* _TASK DETAILS_:
Only lines holding the string "text" are wanted; copy each one from the material.

* _DATA FOR THE TASK_:
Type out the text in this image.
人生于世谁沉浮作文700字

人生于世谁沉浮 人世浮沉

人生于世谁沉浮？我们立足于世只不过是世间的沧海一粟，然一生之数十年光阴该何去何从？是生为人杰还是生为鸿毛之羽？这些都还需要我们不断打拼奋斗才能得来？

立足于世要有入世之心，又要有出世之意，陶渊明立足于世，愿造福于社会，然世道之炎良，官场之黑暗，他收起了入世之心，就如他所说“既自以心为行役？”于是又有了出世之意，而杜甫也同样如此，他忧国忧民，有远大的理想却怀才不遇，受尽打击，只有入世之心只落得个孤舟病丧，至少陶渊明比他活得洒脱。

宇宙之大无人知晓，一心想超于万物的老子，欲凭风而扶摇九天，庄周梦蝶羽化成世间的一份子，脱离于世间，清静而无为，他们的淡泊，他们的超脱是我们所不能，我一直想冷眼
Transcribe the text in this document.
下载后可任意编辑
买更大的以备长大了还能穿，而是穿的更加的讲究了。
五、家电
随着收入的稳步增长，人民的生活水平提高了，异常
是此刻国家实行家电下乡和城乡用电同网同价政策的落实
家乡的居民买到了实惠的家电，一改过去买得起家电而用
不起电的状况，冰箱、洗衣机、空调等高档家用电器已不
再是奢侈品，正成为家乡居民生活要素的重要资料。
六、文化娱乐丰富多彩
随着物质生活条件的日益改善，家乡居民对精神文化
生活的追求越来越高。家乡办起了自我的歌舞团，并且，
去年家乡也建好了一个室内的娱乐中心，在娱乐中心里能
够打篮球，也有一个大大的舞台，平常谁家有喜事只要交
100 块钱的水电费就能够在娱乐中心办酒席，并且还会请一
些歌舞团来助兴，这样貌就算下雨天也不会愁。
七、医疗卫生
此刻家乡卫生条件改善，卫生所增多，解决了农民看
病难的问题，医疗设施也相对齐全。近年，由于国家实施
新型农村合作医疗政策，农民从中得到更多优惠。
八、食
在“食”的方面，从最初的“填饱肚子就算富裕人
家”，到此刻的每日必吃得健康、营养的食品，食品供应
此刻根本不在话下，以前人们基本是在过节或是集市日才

* _THE REPLY_:
Type out the text in this image.
Transcribe the text in this document.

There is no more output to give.